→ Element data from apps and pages
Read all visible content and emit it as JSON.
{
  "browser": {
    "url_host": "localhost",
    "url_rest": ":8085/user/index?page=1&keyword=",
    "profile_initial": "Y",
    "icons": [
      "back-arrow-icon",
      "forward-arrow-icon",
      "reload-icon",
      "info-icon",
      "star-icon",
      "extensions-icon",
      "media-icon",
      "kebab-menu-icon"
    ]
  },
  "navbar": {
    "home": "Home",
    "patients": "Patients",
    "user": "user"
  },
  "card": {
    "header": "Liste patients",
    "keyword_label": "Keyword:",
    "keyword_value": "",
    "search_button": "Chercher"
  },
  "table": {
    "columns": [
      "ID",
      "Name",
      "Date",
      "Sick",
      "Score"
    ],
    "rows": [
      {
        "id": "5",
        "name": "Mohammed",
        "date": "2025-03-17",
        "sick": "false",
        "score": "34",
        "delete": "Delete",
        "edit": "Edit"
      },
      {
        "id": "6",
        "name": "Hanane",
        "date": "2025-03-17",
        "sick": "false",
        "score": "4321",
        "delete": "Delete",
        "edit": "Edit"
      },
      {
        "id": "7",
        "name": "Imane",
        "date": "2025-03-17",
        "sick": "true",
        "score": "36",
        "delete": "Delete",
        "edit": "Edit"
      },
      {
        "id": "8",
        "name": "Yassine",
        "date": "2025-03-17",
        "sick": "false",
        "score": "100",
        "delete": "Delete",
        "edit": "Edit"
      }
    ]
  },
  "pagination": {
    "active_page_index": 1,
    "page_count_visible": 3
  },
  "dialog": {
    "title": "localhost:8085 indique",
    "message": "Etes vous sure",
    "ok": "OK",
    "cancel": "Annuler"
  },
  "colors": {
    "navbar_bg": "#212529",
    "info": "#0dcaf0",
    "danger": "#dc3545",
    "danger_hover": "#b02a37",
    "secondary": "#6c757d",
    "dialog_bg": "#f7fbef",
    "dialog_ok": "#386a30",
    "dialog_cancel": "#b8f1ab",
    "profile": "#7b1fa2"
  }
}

→ Exercise directions
Whenever a line in the data holds "user", copy that line.

→ Solved problem
    "url_rest": ":8085/user/index?page=1&keyword=",
    "user": "user"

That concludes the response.